**Required work**
Pull every line containing the word "background" from the records.
══ Records for processing
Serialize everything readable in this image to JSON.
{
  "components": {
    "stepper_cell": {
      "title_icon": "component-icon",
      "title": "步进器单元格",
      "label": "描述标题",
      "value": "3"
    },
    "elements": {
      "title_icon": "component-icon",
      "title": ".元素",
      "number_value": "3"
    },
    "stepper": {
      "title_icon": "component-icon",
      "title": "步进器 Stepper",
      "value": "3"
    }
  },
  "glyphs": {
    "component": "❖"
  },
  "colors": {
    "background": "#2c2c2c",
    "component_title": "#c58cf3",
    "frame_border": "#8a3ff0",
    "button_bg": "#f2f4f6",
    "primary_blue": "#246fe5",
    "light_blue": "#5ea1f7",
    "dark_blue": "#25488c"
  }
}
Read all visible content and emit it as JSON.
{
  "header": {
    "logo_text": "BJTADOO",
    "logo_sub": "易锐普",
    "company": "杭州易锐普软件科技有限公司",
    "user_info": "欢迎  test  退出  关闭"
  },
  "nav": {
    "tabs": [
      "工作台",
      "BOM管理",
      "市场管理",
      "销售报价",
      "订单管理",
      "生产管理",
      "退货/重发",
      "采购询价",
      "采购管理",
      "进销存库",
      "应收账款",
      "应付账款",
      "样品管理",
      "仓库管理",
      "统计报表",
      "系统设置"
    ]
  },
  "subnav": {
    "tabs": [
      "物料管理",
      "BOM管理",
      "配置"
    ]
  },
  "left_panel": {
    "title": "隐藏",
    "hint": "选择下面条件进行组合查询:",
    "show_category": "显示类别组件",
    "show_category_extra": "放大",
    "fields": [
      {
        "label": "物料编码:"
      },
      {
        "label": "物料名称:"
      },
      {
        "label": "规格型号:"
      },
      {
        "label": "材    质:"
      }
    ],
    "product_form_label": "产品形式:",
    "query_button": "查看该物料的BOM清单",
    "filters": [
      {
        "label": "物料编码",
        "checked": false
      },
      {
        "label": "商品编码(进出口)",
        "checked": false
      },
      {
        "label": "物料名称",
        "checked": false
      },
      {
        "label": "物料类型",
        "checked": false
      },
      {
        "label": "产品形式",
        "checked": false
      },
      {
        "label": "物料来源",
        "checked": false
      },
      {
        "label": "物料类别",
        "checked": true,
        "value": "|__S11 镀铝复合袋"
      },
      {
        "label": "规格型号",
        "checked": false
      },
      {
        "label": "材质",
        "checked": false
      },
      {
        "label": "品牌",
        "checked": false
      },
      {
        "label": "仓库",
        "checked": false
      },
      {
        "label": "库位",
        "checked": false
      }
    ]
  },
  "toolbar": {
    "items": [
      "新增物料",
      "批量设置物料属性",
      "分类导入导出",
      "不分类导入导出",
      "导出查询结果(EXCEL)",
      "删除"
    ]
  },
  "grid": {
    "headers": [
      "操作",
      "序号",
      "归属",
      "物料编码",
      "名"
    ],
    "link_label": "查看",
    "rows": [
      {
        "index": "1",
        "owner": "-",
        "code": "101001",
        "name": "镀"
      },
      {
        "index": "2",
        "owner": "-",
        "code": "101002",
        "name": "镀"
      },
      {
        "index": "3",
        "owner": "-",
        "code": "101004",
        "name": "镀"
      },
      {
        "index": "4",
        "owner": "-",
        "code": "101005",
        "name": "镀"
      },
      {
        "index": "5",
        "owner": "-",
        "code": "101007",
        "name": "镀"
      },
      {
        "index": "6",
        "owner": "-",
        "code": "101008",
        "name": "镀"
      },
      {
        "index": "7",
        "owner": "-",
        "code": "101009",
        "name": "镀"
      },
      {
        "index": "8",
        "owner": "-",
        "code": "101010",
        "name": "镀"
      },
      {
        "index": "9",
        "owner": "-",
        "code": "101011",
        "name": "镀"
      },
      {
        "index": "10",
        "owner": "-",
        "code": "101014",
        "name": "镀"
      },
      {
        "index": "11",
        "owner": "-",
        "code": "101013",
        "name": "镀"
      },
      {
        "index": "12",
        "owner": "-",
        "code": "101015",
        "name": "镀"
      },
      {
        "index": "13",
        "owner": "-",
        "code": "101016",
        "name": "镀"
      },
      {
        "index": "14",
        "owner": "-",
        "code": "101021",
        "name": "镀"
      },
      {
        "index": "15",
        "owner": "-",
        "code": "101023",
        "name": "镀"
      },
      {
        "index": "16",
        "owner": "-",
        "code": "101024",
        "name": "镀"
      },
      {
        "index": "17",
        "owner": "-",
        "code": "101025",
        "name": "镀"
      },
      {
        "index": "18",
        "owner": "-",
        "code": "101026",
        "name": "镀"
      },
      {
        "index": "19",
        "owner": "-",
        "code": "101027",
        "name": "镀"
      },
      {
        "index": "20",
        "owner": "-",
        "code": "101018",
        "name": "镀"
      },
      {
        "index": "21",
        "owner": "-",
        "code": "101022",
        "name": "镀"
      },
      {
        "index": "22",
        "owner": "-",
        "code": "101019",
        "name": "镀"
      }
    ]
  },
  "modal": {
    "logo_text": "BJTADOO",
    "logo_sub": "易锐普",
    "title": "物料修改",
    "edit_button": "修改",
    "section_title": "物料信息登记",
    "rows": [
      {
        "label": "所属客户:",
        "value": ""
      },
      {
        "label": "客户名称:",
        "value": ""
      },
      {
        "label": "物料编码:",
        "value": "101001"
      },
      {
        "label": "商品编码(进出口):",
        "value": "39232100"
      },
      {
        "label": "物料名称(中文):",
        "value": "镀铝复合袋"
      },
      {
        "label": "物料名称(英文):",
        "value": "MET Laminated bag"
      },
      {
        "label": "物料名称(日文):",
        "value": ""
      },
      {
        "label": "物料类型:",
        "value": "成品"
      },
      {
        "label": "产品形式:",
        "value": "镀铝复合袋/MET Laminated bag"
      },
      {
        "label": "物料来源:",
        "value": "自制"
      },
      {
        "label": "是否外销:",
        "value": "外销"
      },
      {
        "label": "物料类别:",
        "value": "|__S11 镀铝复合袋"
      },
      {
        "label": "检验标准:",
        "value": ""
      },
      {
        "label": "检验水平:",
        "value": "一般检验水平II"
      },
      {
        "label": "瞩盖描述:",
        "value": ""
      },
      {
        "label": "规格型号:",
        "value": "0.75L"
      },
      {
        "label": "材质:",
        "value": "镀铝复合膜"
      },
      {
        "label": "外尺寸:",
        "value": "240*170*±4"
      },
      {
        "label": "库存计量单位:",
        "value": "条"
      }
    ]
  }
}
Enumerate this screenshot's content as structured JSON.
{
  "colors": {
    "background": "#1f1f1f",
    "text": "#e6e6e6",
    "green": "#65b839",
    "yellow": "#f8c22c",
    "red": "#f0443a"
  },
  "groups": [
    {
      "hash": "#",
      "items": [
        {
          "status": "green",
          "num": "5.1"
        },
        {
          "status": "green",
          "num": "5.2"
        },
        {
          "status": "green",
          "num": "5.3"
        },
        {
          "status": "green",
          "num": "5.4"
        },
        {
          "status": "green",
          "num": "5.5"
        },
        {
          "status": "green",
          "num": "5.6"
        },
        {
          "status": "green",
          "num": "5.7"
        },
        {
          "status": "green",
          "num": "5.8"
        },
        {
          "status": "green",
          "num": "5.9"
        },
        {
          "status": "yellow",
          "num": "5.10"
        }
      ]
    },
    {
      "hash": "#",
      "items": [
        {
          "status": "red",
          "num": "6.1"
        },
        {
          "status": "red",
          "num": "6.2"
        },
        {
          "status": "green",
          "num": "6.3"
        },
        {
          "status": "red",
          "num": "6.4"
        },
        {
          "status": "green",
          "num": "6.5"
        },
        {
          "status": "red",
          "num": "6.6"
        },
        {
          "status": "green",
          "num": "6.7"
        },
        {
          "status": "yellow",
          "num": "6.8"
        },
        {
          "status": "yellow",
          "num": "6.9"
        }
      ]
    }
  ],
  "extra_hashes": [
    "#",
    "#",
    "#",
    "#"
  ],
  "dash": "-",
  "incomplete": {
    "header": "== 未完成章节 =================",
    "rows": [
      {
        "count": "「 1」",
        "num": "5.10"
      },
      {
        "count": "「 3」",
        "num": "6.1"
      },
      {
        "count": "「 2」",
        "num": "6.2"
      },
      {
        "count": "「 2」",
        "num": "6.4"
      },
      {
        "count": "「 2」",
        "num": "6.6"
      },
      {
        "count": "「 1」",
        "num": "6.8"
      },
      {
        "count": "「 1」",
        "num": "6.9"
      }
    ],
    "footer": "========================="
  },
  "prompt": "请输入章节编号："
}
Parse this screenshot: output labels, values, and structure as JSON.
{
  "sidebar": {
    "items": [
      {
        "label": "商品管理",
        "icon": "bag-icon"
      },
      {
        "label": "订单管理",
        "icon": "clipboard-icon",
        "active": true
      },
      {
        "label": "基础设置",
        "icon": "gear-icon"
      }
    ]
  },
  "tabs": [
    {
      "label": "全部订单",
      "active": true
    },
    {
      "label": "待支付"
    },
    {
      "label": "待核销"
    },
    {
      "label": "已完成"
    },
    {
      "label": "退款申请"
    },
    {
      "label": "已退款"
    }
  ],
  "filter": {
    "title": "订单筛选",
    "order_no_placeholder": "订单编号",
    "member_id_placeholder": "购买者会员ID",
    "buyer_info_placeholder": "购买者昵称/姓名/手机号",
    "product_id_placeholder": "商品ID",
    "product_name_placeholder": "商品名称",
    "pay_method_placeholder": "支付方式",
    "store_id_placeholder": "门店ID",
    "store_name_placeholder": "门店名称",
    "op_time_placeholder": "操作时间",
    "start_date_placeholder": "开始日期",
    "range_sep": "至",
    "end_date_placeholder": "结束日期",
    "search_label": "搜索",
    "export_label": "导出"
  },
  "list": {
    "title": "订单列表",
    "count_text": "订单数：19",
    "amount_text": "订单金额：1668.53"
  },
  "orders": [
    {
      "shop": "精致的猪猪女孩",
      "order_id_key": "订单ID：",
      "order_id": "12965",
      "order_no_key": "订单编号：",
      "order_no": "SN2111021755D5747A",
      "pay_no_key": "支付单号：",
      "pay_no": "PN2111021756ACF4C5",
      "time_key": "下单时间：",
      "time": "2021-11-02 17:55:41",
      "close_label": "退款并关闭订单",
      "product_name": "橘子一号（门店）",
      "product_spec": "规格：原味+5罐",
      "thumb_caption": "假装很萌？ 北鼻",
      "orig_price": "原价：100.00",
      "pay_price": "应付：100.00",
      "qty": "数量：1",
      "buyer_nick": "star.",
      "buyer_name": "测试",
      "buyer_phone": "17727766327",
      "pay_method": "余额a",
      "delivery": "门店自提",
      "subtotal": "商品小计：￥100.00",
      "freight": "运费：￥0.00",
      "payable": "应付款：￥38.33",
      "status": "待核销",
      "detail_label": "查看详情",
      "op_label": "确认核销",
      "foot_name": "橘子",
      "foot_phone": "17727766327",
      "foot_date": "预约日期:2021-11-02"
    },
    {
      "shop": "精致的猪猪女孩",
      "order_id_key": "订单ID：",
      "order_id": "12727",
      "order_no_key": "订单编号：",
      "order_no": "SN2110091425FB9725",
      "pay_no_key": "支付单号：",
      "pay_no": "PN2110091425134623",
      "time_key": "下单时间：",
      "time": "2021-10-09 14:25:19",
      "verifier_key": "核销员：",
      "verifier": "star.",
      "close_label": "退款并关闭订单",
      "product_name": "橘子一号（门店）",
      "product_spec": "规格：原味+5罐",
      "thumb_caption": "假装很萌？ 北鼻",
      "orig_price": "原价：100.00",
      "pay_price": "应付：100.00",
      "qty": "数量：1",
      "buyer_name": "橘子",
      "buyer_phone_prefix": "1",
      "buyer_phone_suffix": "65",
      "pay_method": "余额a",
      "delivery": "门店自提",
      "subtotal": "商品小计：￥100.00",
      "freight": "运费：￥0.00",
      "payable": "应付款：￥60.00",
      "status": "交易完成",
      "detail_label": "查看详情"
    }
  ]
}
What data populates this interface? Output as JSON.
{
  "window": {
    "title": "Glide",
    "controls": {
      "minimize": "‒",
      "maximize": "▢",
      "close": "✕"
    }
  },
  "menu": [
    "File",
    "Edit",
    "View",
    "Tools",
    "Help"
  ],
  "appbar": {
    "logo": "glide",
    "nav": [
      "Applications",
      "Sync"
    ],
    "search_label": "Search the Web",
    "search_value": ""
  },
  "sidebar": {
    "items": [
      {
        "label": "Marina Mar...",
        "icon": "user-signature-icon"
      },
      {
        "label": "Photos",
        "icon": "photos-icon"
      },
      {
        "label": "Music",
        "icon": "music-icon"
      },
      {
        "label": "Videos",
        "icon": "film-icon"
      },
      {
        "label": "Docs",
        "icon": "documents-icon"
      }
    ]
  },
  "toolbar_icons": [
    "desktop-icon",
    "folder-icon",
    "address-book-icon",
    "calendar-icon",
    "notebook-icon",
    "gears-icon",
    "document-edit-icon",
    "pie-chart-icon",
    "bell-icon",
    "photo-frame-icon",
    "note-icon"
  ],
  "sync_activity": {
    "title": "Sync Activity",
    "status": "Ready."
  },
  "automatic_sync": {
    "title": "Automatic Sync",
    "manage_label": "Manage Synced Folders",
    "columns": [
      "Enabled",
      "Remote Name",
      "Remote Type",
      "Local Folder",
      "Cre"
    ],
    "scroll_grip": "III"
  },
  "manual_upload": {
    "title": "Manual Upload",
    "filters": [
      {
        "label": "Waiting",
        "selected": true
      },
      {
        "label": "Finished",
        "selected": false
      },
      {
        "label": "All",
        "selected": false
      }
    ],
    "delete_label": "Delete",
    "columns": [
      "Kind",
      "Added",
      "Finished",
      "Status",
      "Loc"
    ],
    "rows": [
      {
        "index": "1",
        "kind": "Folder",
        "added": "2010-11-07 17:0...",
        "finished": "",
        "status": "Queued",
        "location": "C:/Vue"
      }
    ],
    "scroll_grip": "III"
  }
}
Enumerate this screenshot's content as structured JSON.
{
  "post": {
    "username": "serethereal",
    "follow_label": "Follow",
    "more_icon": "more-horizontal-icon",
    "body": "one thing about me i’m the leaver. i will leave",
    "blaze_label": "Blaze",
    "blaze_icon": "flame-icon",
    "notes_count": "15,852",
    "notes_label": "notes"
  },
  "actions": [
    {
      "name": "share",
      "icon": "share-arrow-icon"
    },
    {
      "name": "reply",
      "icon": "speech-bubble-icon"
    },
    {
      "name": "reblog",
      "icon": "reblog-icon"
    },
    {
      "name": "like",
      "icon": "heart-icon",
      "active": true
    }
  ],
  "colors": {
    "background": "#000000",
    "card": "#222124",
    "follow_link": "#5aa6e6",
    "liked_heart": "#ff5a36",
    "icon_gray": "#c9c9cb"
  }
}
════
**Full response**
    "background": "#2c2c2c",
    "background": "#1f1f1f",
    "background": "#000000",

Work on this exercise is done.